BEGIN Data entries

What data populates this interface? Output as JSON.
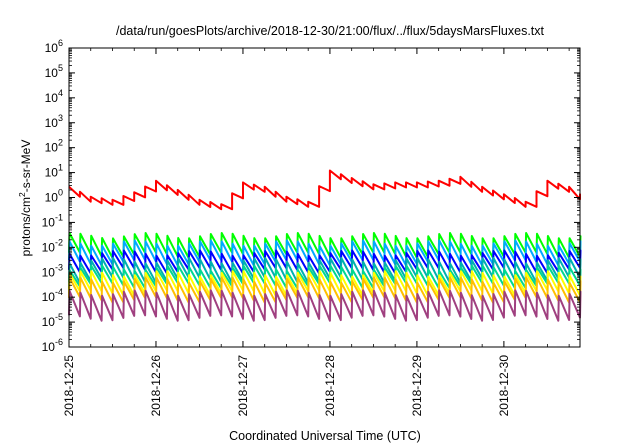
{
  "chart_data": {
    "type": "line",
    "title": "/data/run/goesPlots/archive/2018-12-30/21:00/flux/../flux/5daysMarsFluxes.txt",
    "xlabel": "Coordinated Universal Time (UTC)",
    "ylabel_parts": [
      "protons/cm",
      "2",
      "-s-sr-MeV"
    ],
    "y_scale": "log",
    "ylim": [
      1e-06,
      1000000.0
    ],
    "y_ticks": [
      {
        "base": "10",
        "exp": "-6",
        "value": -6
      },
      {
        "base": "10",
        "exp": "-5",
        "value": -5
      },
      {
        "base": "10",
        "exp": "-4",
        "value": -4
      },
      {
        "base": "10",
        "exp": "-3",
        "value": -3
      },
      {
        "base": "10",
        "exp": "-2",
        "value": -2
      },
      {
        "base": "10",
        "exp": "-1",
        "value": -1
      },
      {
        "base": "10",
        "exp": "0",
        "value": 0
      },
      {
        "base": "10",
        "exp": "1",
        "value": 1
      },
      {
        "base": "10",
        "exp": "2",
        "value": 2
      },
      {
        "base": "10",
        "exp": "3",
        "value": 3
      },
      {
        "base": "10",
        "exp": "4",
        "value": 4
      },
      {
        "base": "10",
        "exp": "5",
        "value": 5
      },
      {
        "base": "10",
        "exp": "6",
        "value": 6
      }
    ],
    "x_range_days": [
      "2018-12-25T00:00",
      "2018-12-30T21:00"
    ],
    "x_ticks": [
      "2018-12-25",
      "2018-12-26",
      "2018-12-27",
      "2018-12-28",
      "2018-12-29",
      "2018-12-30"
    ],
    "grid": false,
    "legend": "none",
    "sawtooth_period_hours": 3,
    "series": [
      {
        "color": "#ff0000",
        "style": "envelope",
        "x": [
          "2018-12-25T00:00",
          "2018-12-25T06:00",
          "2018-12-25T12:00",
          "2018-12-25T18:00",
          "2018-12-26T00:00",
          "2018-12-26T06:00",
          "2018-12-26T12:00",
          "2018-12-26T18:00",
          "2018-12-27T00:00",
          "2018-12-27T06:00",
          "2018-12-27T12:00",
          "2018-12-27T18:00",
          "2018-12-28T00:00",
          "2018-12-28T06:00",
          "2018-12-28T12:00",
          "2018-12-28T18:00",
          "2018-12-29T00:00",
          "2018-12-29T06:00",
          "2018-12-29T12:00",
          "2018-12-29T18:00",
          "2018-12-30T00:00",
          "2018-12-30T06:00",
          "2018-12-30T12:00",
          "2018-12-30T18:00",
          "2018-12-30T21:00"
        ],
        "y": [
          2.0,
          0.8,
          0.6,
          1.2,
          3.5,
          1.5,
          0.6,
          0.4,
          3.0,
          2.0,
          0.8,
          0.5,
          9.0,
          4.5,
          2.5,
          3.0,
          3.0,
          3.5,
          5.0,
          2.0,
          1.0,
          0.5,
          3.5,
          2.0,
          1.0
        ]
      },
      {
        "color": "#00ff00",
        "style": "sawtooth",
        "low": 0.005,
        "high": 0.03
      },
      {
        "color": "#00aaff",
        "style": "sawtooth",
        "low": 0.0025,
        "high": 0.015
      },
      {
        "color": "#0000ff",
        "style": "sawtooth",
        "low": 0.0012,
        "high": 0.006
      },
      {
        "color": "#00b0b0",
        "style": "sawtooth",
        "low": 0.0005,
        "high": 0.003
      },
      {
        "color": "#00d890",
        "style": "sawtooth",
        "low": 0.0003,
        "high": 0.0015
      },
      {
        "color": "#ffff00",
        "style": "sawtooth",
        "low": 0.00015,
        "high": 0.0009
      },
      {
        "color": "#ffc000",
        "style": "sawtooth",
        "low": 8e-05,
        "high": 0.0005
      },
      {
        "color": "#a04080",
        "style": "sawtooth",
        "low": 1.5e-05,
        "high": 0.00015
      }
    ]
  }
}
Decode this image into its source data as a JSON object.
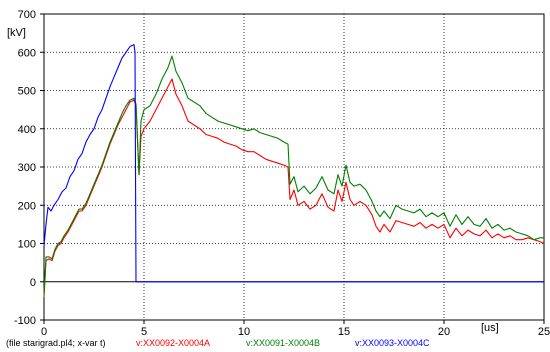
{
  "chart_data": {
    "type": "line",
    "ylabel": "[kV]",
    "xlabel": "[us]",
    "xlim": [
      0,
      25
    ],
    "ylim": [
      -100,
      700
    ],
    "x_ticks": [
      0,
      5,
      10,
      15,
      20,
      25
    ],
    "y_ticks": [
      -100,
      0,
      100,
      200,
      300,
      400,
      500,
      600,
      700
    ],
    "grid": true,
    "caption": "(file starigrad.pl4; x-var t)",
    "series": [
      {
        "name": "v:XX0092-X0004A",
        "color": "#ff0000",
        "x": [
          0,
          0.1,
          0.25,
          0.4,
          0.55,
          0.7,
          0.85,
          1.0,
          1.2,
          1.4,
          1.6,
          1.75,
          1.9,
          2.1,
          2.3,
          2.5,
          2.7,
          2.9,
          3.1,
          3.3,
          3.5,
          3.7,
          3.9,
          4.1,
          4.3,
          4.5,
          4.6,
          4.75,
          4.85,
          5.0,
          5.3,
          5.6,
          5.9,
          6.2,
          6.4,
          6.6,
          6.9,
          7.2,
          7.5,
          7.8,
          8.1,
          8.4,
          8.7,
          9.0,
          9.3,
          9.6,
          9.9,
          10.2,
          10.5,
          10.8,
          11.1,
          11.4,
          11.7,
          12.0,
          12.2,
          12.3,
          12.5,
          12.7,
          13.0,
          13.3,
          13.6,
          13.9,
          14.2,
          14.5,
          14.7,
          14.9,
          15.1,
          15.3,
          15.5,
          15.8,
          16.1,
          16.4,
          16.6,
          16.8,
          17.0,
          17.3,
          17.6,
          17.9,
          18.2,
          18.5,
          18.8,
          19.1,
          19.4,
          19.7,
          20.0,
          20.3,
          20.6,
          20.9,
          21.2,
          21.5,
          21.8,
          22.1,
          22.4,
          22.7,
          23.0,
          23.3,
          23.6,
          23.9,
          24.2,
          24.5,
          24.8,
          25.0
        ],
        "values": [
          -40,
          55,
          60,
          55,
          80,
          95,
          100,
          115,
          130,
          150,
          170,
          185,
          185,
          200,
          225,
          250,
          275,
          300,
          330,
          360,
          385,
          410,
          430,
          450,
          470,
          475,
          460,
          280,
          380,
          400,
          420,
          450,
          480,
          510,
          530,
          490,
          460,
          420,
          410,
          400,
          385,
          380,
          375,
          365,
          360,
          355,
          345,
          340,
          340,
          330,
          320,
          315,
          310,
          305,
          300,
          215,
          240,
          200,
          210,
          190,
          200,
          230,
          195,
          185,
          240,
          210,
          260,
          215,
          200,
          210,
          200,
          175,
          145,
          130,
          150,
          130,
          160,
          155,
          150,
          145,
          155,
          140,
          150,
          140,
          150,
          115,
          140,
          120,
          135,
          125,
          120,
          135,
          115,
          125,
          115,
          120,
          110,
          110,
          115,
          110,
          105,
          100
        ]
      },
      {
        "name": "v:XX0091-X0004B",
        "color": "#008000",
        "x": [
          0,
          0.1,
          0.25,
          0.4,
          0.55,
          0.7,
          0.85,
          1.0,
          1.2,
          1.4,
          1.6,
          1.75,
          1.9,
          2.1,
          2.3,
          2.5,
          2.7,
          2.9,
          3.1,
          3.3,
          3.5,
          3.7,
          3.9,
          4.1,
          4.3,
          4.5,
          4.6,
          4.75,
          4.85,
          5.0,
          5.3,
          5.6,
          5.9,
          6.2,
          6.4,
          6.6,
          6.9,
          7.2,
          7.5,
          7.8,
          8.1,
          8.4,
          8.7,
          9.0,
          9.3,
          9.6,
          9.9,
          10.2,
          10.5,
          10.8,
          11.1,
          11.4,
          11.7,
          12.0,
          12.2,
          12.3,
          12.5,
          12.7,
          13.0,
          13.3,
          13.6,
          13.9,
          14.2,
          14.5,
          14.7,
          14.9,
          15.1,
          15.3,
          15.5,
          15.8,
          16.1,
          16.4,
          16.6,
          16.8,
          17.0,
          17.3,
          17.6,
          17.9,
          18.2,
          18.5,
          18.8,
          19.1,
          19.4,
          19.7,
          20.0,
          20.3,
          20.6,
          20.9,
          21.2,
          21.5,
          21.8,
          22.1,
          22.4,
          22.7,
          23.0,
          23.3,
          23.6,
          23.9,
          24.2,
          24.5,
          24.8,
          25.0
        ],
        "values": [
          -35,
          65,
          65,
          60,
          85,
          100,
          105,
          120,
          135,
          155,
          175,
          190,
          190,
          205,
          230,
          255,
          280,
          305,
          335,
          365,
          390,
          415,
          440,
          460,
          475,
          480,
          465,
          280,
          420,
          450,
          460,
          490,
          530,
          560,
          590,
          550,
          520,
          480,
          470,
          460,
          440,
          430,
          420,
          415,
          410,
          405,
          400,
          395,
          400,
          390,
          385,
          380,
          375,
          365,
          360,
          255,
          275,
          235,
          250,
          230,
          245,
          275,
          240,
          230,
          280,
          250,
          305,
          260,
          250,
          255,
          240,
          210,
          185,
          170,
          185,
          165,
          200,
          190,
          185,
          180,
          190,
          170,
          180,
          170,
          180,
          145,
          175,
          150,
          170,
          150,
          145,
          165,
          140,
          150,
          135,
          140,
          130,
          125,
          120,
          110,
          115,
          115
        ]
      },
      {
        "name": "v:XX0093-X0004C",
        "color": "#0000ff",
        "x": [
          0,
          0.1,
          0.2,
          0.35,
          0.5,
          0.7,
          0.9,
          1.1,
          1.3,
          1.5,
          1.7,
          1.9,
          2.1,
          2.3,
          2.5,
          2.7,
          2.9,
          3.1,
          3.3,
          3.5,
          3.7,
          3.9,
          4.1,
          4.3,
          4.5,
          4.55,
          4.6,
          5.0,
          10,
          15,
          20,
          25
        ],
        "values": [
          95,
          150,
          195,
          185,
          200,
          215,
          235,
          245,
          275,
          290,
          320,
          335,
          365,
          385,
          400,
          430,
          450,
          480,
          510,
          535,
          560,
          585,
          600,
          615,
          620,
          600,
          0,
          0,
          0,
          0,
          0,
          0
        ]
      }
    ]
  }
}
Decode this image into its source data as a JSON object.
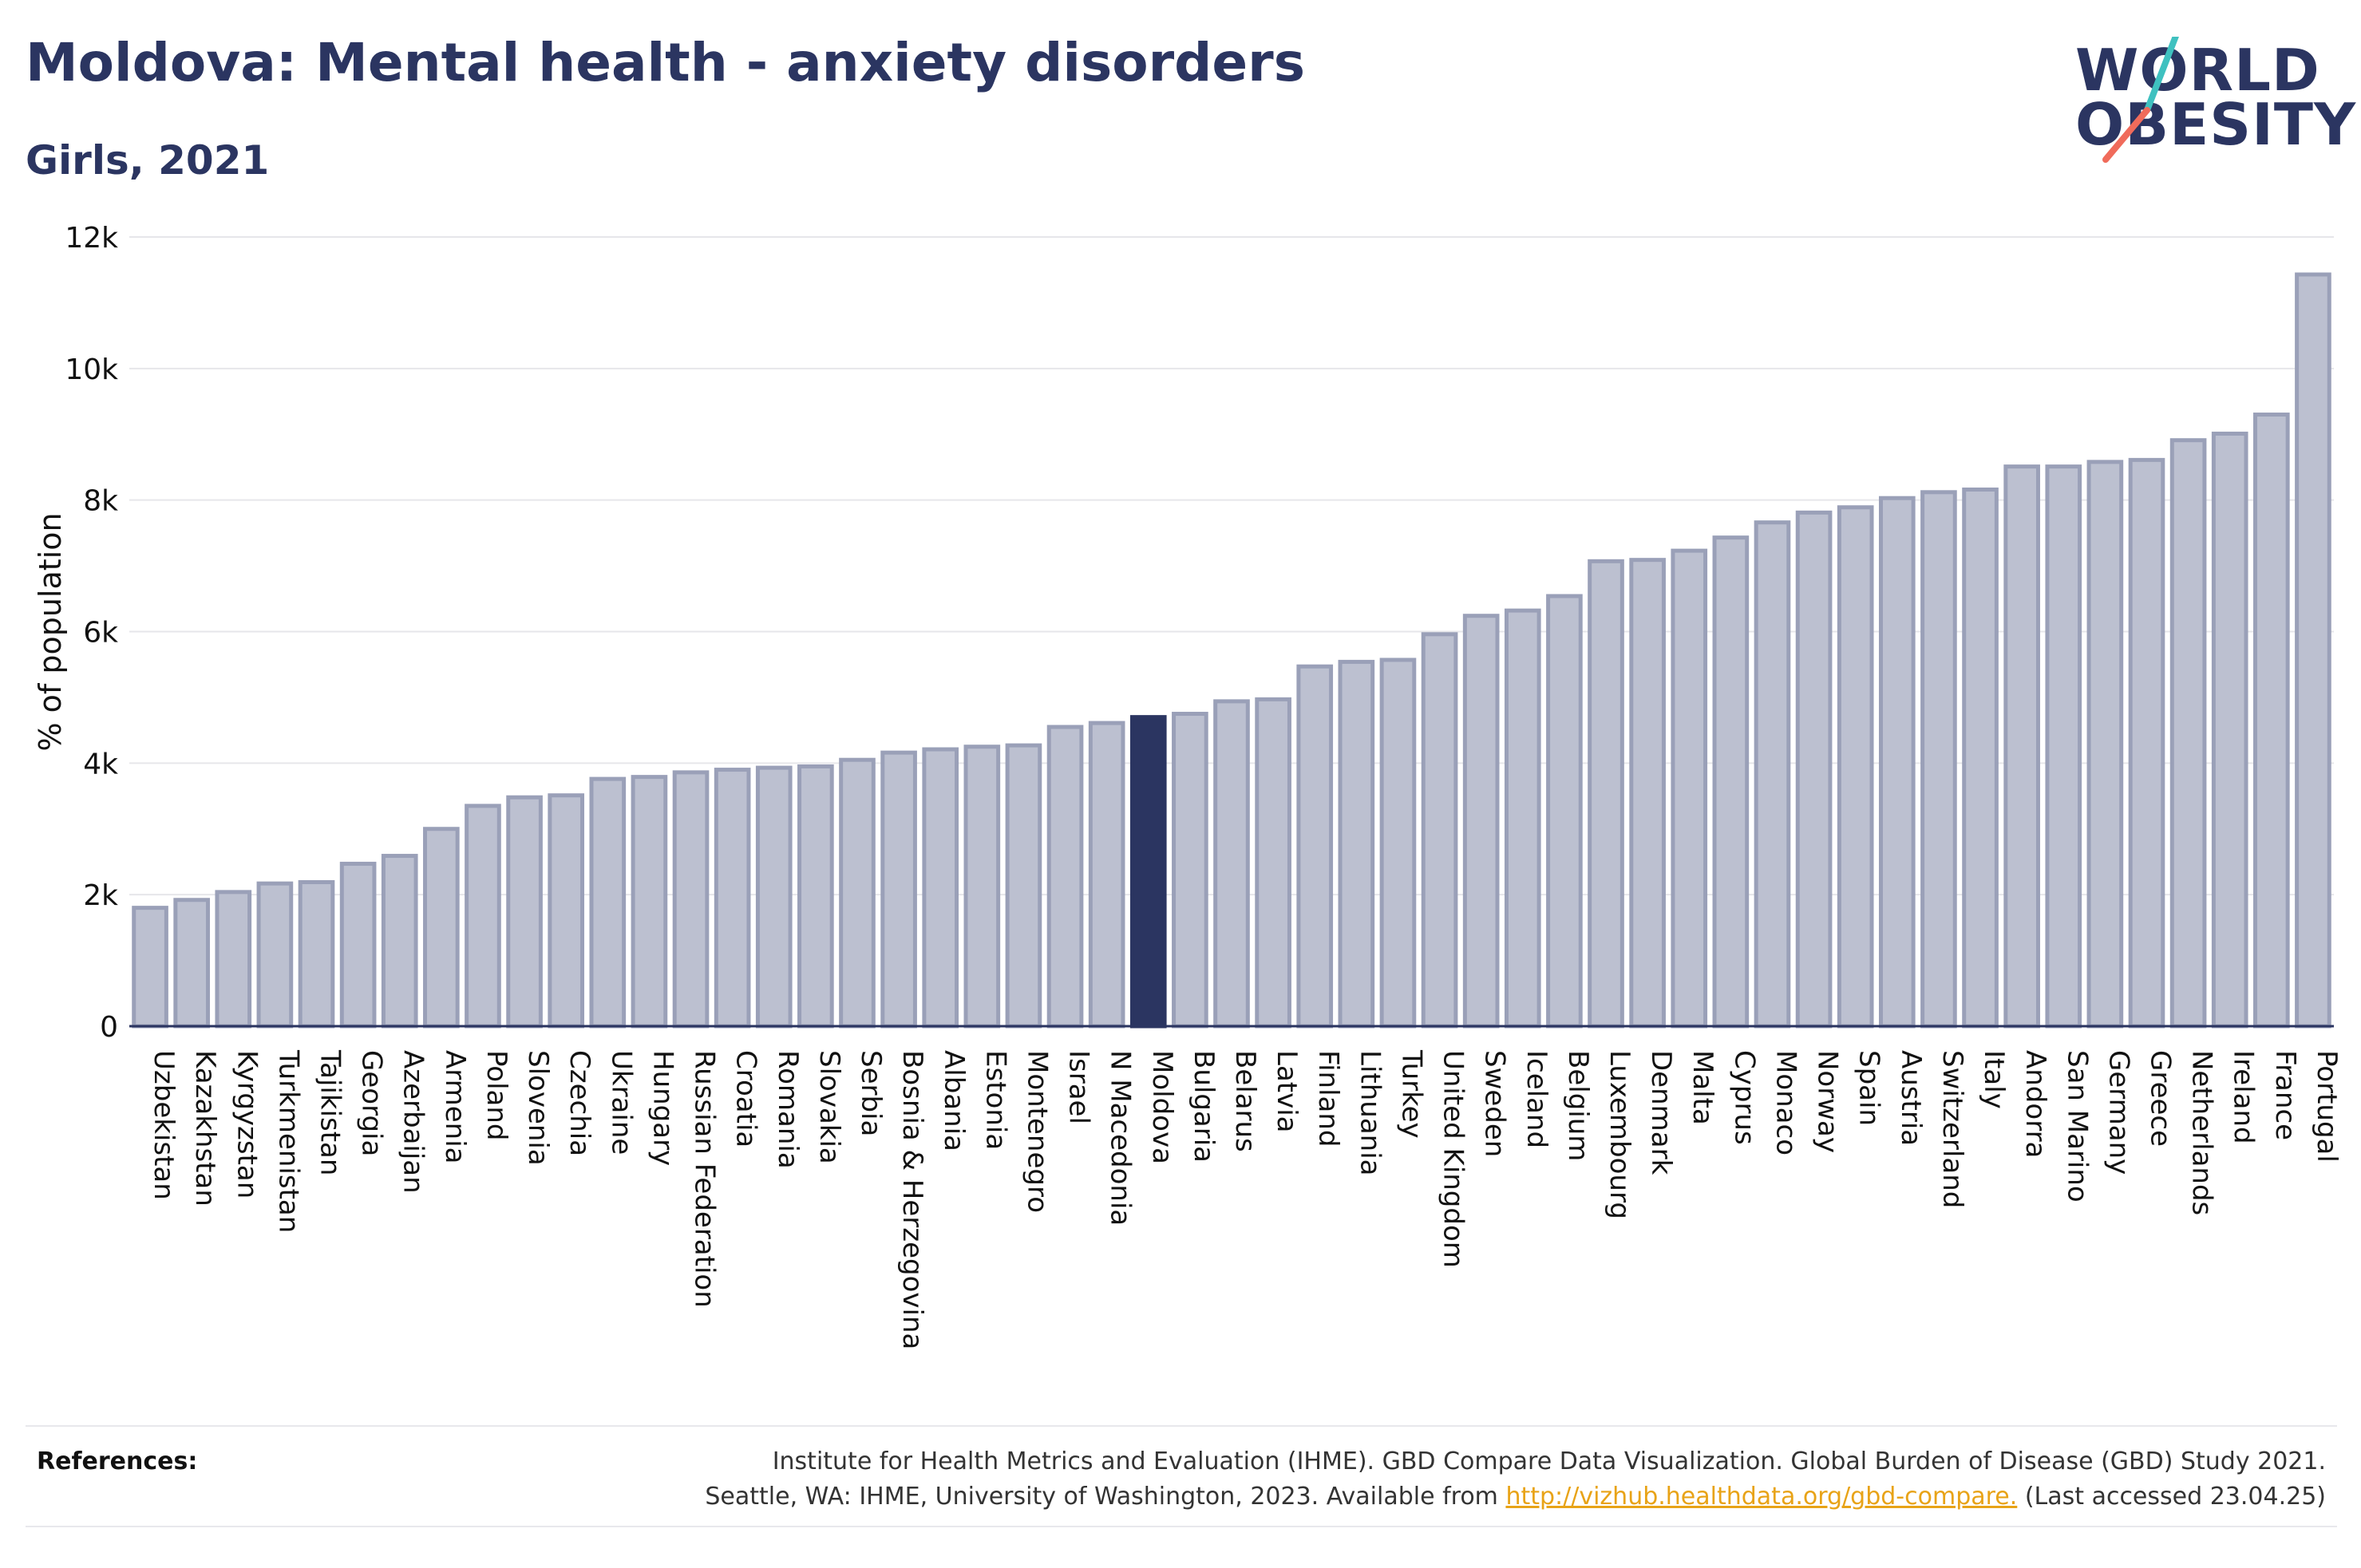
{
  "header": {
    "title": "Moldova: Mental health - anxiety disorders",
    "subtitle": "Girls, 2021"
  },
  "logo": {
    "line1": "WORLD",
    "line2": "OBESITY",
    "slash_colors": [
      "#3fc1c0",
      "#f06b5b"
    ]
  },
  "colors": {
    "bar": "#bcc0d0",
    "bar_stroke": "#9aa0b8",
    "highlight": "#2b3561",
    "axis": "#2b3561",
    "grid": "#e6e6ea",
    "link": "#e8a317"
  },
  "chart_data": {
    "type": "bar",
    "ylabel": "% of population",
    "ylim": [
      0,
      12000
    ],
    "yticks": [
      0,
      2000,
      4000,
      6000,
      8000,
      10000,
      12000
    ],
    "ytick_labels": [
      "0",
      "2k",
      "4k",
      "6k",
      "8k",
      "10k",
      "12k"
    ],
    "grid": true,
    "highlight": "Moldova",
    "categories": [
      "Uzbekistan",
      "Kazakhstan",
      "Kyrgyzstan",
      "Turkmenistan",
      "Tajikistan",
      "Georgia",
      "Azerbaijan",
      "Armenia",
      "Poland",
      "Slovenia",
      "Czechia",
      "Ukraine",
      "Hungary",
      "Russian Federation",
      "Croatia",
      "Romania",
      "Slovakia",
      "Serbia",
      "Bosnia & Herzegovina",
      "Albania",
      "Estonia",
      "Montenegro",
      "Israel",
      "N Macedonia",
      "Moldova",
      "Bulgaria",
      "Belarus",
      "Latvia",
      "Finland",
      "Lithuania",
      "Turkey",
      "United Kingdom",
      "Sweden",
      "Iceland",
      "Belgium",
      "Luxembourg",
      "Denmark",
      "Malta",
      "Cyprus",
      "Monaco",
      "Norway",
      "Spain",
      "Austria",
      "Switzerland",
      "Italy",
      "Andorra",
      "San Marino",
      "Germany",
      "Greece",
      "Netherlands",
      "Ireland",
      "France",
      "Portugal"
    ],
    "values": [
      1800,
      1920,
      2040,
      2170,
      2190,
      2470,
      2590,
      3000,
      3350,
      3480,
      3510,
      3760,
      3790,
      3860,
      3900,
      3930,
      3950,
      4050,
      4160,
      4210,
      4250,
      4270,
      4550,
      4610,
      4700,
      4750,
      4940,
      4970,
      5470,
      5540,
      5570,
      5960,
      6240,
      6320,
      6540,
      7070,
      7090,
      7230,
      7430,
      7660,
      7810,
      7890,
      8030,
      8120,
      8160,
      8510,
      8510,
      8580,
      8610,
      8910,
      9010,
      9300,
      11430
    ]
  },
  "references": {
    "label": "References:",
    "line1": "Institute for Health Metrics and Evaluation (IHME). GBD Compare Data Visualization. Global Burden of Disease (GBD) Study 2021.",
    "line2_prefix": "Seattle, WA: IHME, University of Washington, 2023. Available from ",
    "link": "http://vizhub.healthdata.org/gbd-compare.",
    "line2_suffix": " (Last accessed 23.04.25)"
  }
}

END Data entries

● Task to complete:
From the records given above, copy all lines containing "IHME".

● Exercise answer:
    "line1": "Institute for Health Metrics and Evaluation (IHME). GBD Compare Data Visualization. Global Burden of Disease (GBD) Study 2021.",
    "line2_prefix": "Seattle, WA: IHME, University of Washington, 2023. Available from ",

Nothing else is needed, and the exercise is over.